▶ [Instruction] State how many lines of the listing below include the word "subject". Give only the number.
— START OF Extracted material —
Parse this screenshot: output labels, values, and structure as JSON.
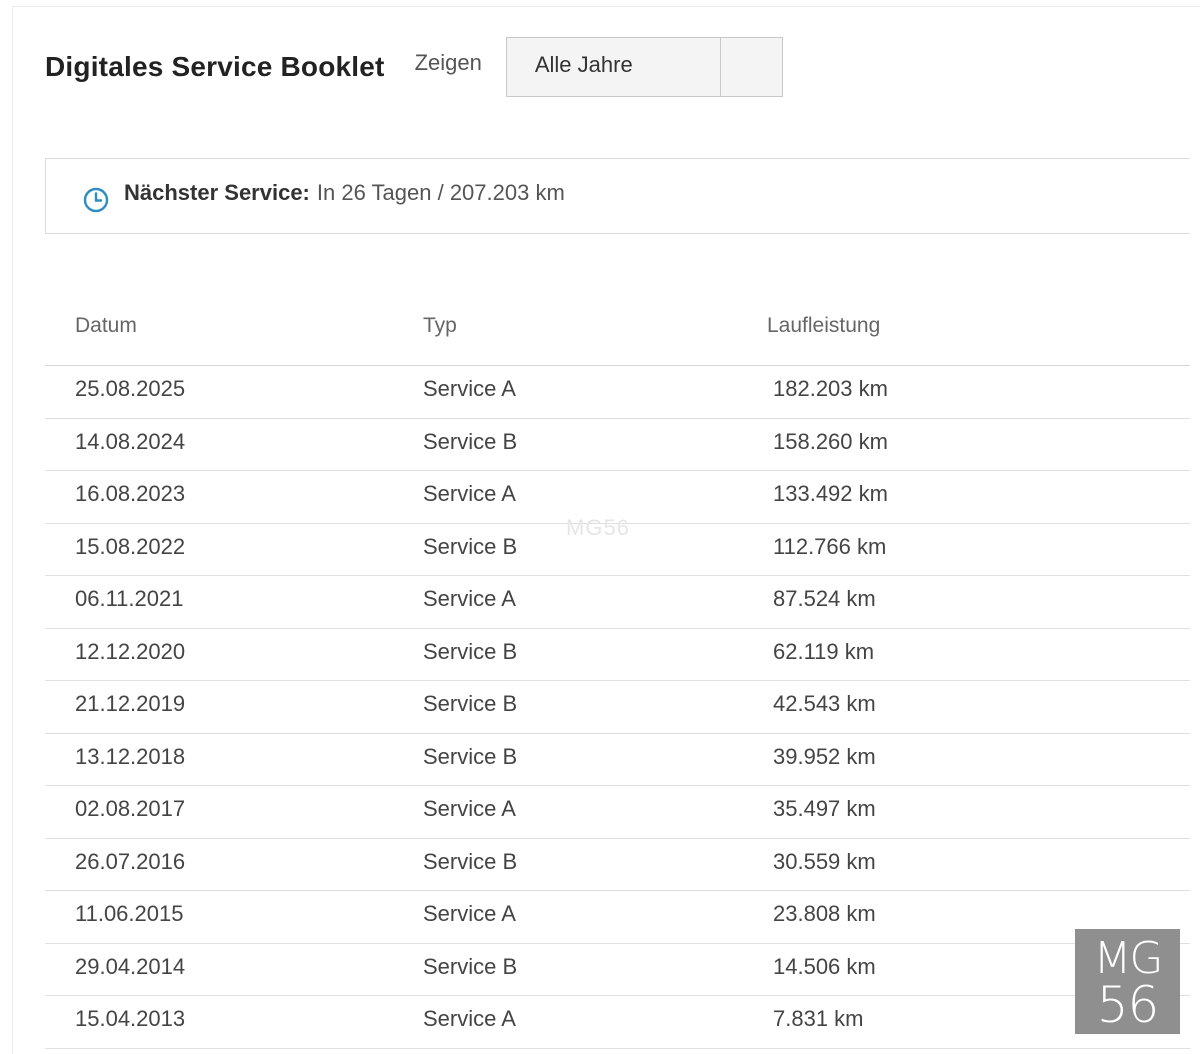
{
  "header": {
    "title": "Digitales Service Booklet",
    "filter_label": "Zeigen",
    "filter_value": "Alle Jahre"
  },
  "next_service": {
    "label": "Nächster Service:",
    "value": "In 26 Tagen / 207.203 km",
    "icon": "clock-icon",
    "icon_color": "#2a8fc0"
  },
  "table": {
    "columns": [
      "Datum",
      "Typ",
      "Laufleistung"
    ],
    "rows": [
      {
        "date": "25.08.2025",
        "type": "Service A",
        "mileage": "182.203 km"
      },
      {
        "date": "14.08.2024",
        "type": "Service B",
        "mileage": "158.260 km"
      },
      {
        "date": "16.08.2023",
        "type": "Service A",
        "mileage": "133.492 km"
      },
      {
        "date": "15.08.2022",
        "type": "Service B",
        "mileage": "112.766 km"
      },
      {
        "date": "06.11.2021",
        "type": "Service A",
        "mileage": "87.524 km"
      },
      {
        "date": "12.12.2020",
        "type": "Service B",
        "mileage": "62.119 km"
      },
      {
        "date": "21.12.2019",
        "type": "Service B",
        "mileage": "42.543 km"
      },
      {
        "date": "13.12.2018",
        "type": "Service B",
        "mileage": "39.952 km"
      },
      {
        "date": "02.08.2017",
        "type": "Service A",
        "mileage": "35.497 km"
      },
      {
        "date": "26.07.2016",
        "type": "Service B",
        "mileage": "30.559 km"
      },
      {
        "date": "11.06.2015",
        "type": "Service A",
        "mileage": "23.808 km"
      },
      {
        "date": "29.04.2014",
        "type": "Service B",
        "mileage": "14.506 km"
      },
      {
        "date": "15.04.2013",
        "type": "Service A",
        "mileage": "7.831 km"
      }
    ]
  },
  "watermark": {
    "center_text": "MG56",
    "logo_line1": "MG",
    "logo_line2": "56"
  }
}
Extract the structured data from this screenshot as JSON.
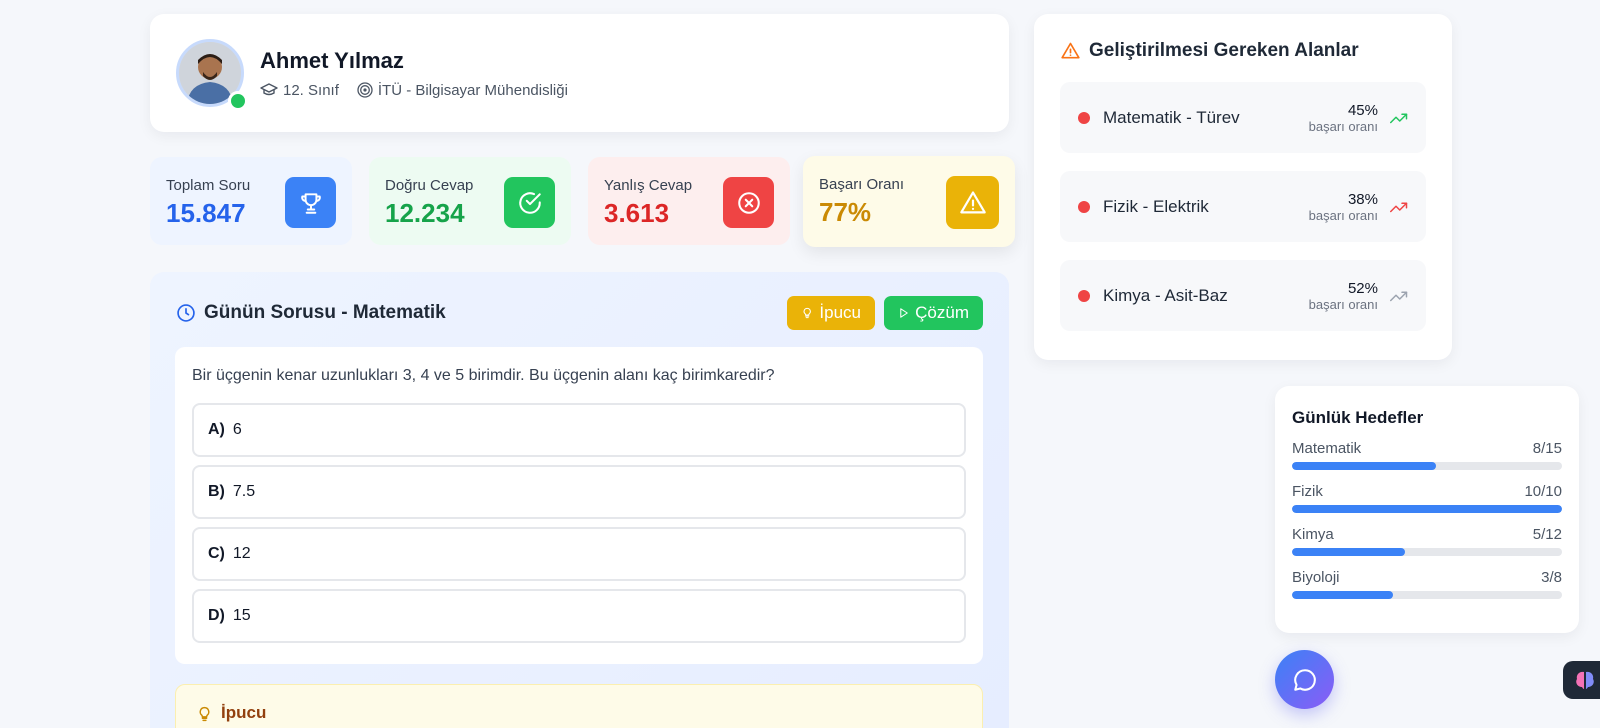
{
  "profile": {
    "name": "Ahmet Yılmaz",
    "grade": "12. Sınıf",
    "target": "İTÜ - Bilgisayar Mühendisliği"
  },
  "stats": [
    {
      "label": "Toplam Soru",
      "value": "15.847",
      "color": "#2563eb",
      "bg": "#eef4ff",
      "icon": "trophy-icon",
      "icon_bg": "#3b82f6"
    },
    {
      "label": "Doğru Cevap",
      "value": "12.234",
      "color": "#16a34a",
      "bg": "#edfbf2",
      "icon": "check-circle-icon",
      "icon_bg": "#22c55e"
    },
    {
      "label": "Yanlış Cevap",
      "value": "3.613",
      "color": "#dc2626",
      "bg": "#fdeeee",
      "icon": "x-circle-icon",
      "icon_bg": "#ef4444"
    },
    {
      "label": "Başarı Oranı",
      "value": "77%",
      "color": "#ca8a04",
      "bg": "#fefbe8",
      "icon": "warning-icon",
      "icon_bg": "#eab308"
    }
  ],
  "question": {
    "title": "Günün Sorusu - Matematik",
    "hint_button": "İpucu",
    "solution_button": "Çözüm",
    "text": "Bir üçgenin kenar uzunlukları 3, 4 ve 5 birimdir. Bu üçgenin alanı kaç birimkaredir?",
    "options": [
      {
        "letter": "A)",
        "value": "6"
      },
      {
        "letter": "B)",
        "value": "7.5"
      },
      {
        "letter": "C)",
        "value": "12"
      },
      {
        "letter": "D)",
        "value": "15"
      }
    ],
    "hint_title": "İpucu"
  },
  "improve": {
    "title": "Geliştirilmesi Gereken Alanlar",
    "items": [
      {
        "name": "Matematik - Türev",
        "pct": "45%",
        "sub": "başarı oranı",
        "trend": "trend-up-icon",
        "trend_color": "#22c55e"
      },
      {
        "name": "Fizik - Elektrik",
        "pct": "38%",
        "sub": "başarı oranı",
        "trend": "trend-up-icon",
        "trend_color": "#ef4444"
      },
      {
        "name": "Kimya - Asit-Baz",
        "pct": "52%",
        "sub": "başarı oranı",
        "trend": "trend-up-icon",
        "trend_color": "#9ca3af"
      }
    ]
  },
  "goals": {
    "title": "Günlük Hedefler",
    "items": [
      {
        "subject": "Matematik",
        "progress": "8/15",
        "fraction": 0.533
      },
      {
        "subject": "Fizik",
        "progress": "10/10",
        "fraction": 1.0
      },
      {
        "subject": "Kimya",
        "progress": "5/12",
        "fraction": 0.417
      },
      {
        "subject": "Biyoloji",
        "progress": "3/8",
        "fraction": 0.375
      }
    ]
  }
}
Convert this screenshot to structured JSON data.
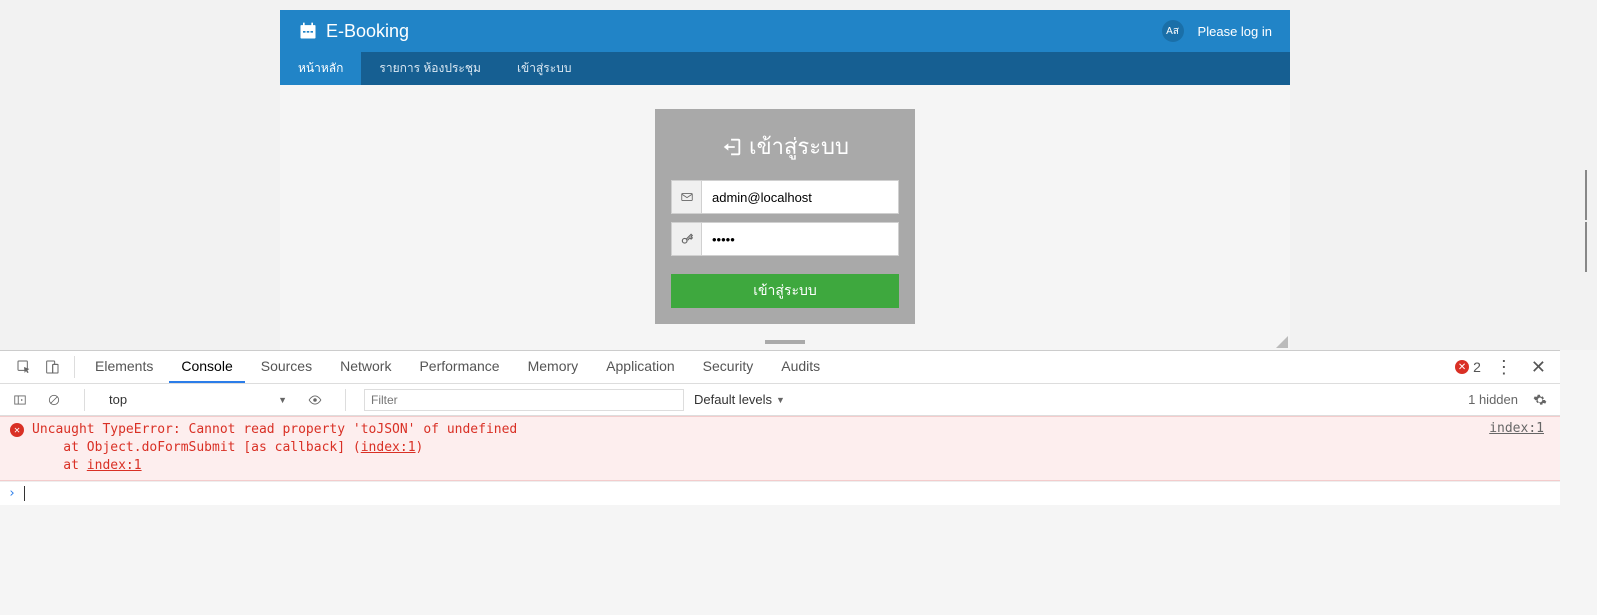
{
  "header": {
    "brand": "E-Booking",
    "langBadge": "Aส",
    "loginText": "Please log in"
  },
  "nav": {
    "items": [
      {
        "label": "หน้าหลัก",
        "active": true
      },
      {
        "label": "รายการ ห้องประชุม",
        "active": false
      },
      {
        "label": "เข้าสู่ระบบ",
        "active": false
      }
    ]
  },
  "loginCard": {
    "title": "เข้าสู่ระบบ",
    "emailValue": "admin@localhost",
    "passwordValue": "•••••",
    "buttonLabel": "เข้าสู่ระบบ"
  },
  "devtools": {
    "tabs": [
      "Elements",
      "Console",
      "Sources",
      "Network",
      "Performance",
      "Memory",
      "Application",
      "Security",
      "Audits"
    ],
    "activeTab": "Console",
    "errorCount": "2",
    "context": "top",
    "filterPlaceholder": "Filter",
    "levelsLabel": "Default levels",
    "hiddenLabel": "1 hidden",
    "error": {
      "line1": "Uncaught TypeError: Cannot read property 'toJSON' of undefined",
      "line2a": "    at Object.doFormSubmit [as callback] (",
      "line2link": "index:1",
      "line2b": ")",
      "line3a": "    at ",
      "line3link": "index:1",
      "source": "index:1"
    }
  }
}
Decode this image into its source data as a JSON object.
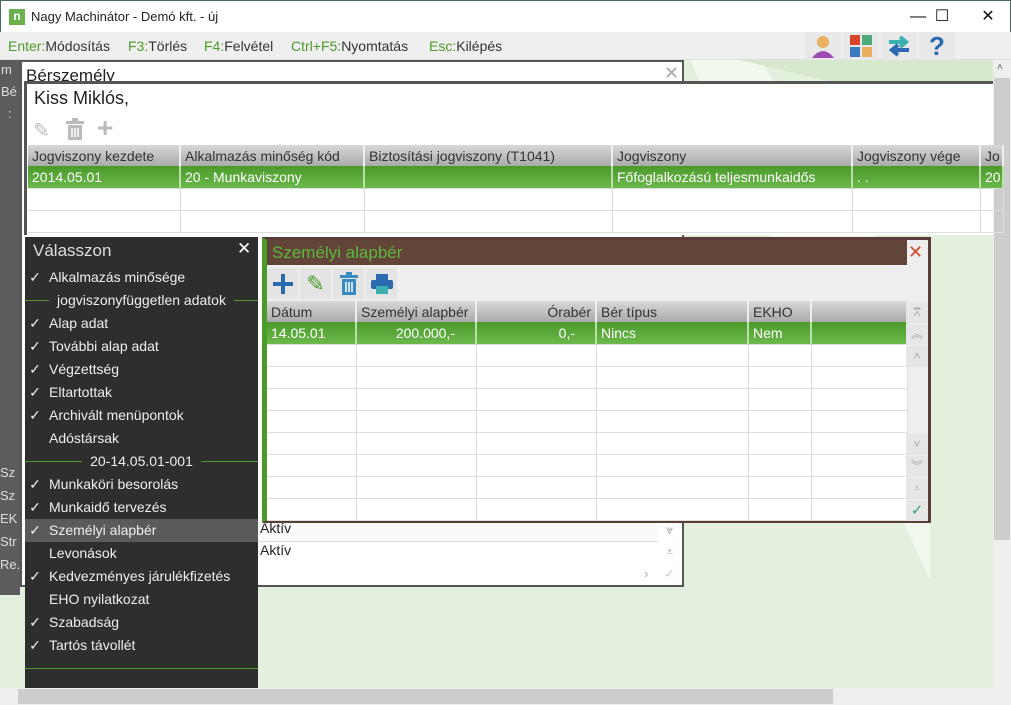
{
  "window": {
    "title": "Nagy Machinátor - Demó kft. - új",
    "app_icon": "n",
    "minimize": "—",
    "maximize": "☐",
    "close": "✕"
  },
  "toolbar": [
    {
      "key": "Enter:",
      "label": "Módosítás"
    },
    {
      "key": "F3:",
      "label": "Törlés"
    },
    {
      "key": "F4:",
      "label": "Felvétel"
    },
    {
      "key": "Ctrl+F5:",
      "label": "Nyomtatás"
    },
    {
      "key": "Esc:",
      "label": "Kilépés"
    }
  ],
  "left_strip": [
    "m",
    "Bé",
    ":",
    "",
    "",
    "",
    "",
    "",
    "",
    "",
    "Sz",
    "Sz",
    "EK",
    "Str",
    "Re.."
  ],
  "bersz": {
    "title": "Bérszemély",
    "name": "Kiss Miklós,",
    "columns": [
      "Jogviszony kezdete",
      "Alkalmazás minőség kód",
      "Biztosítási jogviszony (T1041)",
      "Jogviszony",
      "Jogviszony vége",
      "Jo"
    ],
    "rows": [
      [
        "2014.05.01",
        "20 - Munkaviszony",
        "",
        "Főfoglalkozású teljesmunkaidős",
        ". .",
        "20"
      ]
    ],
    "status_rows": [
      "Aktív",
      "Aktív"
    ]
  },
  "menu": {
    "title": "Válasszon",
    "close": "✕",
    "items": [
      {
        "type": "item",
        "checked": true,
        "label": "Alkalmazás minősége"
      },
      {
        "type": "sep",
        "label": "jogviszonyfüggetlen adatok"
      },
      {
        "type": "item",
        "checked": true,
        "label": "Alap adat"
      },
      {
        "type": "item",
        "checked": true,
        "label": "További alap adat"
      },
      {
        "type": "item",
        "checked": true,
        "label": "Végzettség"
      },
      {
        "type": "item",
        "checked": true,
        "label": "Eltartottak"
      },
      {
        "type": "item",
        "checked": true,
        "label": "Archivált menüpontok"
      },
      {
        "type": "item",
        "checked": false,
        "label": "Adóstársak"
      },
      {
        "type": "sep",
        "label": "20-14.05.01-001"
      },
      {
        "type": "item",
        "checked": true,
        "label": "Munkaköri besorolás"
      },
      {
        "type": "item",
        "checked": true,
        "label": "Munkaidő tervezés"
      },
      {
        "type": "item",
        "checked": true,
        "label": "Személyi alapbér",
        "active": true
      },
      {
        "type": "item",
        "checked": false,
        "label": "Levonások"
      },
      {
        "type": "item",
        "checked": true,
        "label": "Kedvezményes járulékfizetés"
      },
      {
        "type": "item",
        "checked": false,
        "label": "EHO nyilatkozat"
      },
      {
        "type": "item",
        "checked": true,
        "label": "Szabadság"
      },
      {
        "type": "item",
        "checked": true,
        "label": "Tartós távollét"
      }
    ]
  },
  "dialog": {
    "title": "Személyi alapbér",
    "close": "✕",
    "columns": [
      "Dátum",
      "Személyi alapbér",
      "Órabér",
      "Bér típus",
      "EKHO",
      ""
    ],
    "rows": [
      [
        "14.05.01",
        "200.000,-",
        "0,-",
        "Nincs",
        "Nem",
        ""
      ]
    ]
  },
  "colors": {
    "accent": "#4c9a2a",
    "dialog_title": "#634439",
    "menu_bg": "#2e2e2e"
  }
}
— END OF Extracted material —
▶ [Task output] 4